▶ **Problem statement**
Write out the records again, exactly, leaving none out.

▶ **Collection entries**
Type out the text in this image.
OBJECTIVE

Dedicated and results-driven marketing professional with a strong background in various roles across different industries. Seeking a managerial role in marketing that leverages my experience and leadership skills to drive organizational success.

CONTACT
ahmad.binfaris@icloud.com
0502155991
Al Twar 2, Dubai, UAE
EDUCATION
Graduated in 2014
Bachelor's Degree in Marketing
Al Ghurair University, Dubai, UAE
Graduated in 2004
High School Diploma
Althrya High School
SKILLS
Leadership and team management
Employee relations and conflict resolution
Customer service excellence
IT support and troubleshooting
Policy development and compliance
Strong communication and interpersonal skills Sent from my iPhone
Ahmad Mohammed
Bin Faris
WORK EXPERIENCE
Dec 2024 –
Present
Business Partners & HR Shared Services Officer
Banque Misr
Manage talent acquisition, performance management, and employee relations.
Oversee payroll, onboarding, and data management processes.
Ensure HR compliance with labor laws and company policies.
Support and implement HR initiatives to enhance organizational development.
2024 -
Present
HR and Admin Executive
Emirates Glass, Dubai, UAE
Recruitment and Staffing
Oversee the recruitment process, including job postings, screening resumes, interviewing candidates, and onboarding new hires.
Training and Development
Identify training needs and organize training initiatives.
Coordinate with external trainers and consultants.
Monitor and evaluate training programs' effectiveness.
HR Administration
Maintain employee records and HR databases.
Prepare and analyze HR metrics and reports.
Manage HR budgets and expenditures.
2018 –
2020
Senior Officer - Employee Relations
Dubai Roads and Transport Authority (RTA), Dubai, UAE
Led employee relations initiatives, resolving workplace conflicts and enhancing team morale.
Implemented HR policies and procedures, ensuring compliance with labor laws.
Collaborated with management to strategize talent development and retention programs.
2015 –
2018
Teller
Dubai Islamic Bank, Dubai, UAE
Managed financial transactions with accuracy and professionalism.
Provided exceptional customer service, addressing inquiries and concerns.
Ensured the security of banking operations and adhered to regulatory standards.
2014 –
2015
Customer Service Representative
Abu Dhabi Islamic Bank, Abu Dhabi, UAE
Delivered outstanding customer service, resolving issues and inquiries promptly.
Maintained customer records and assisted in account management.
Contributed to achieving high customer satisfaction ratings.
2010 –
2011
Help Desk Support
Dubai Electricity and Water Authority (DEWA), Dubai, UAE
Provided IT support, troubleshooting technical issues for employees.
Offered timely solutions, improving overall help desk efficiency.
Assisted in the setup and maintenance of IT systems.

▶ **Correct response**
Type out the text in this image.
OBJECTIVE

Dedicated and results-driven marketing professional with a strong background in various roles across different industries. Seeking a managerial role in marketing that leverages my experience and leadership skills to drive organizational success.

CONTACT
ahmad.binfaris@icloud.com
0502155991
Al Twar 2, Dubai, UAE
EDUCATION
Graduated in 2014
Bachelor's Degree in Marketing
Al Ghurair University, Dubai, UAE
Graduated in 2004
High School Diploma
Althrya High School
SKILLS
Leadership and team management
Employee relations and conflict resolution
Customer service excellence
IT support and troubleshooting
Policy development and compliance
Strong communication and interpersonal skills Sent from my iPhone
Ahmad Mohammed
Bin Faris
WORK EXPERIENCE
Dec 2024 –
Present
Business Partners & HR Shared Services Officer
Banque Misr
Manage talent acquisition, performance management, and employee relations.
Oversee payroll, onboarding, and data management processes.
Ensure HR compliance with labor laws and company policies.
Support and implement HR initiatives to enhance organizational development.
2024 -
Present
HR and Admin Executive
Emirates Glass, Dubai, UAE
Recruitment and Staffing
Oversee the recruitment process, including job postings, screening resumes, interviewing candidates, and onboarding new hires.
Training and Development
Identify training needs and organize training initiatives.
Coordinate with external trainers and consultants.
Monitor and evaluate training programs' effectiveness.
HR Administration
Maintain employee records and HR databases.
Prepare and analyze HR metrics and reports.
Manage HR budgets and expenditures.
2018 –
2020
Senior Officer - Employee Relations
Dubai Roads and Transport Authority (RTA), Dubai, UAE
Led employee relations initiatives, resolving workplace conflicts and enhancing team morale.
Implemented HR policies and procedures, ensuring compliance with labor laws.
Collaborated with management to strategize talent development and retention programs.
2015 –
2018
Teller
Dubai Islamic Bank, Dubai, UAE
Managed financial transactions with accuracy and professionalism.
Provided exceptional customer service, addressing inquiries and concerns.
Ensured the security of banking operations and adhered to regulatory standards.
2014 –
2015
Customer Service Representative
Abu Dhabi Islamic Bank, Abu Dhabi, UAE
Delivered outstanding customer service, resolving issues and inquiries promptly.
Maintained customer records and assisted in account management.
Contributed to achieving high customer satisfaction ratings.
2010 –
2011
Help Desk Support
Dubai Electricity and Water Authority (DEWA), Dubai, UAE
Provided IT support, troubleshooting technical issues for employees.
Offered timely solutions, improving overall help desk efficiency.
Assisted in the setup and maintenance of IT systems.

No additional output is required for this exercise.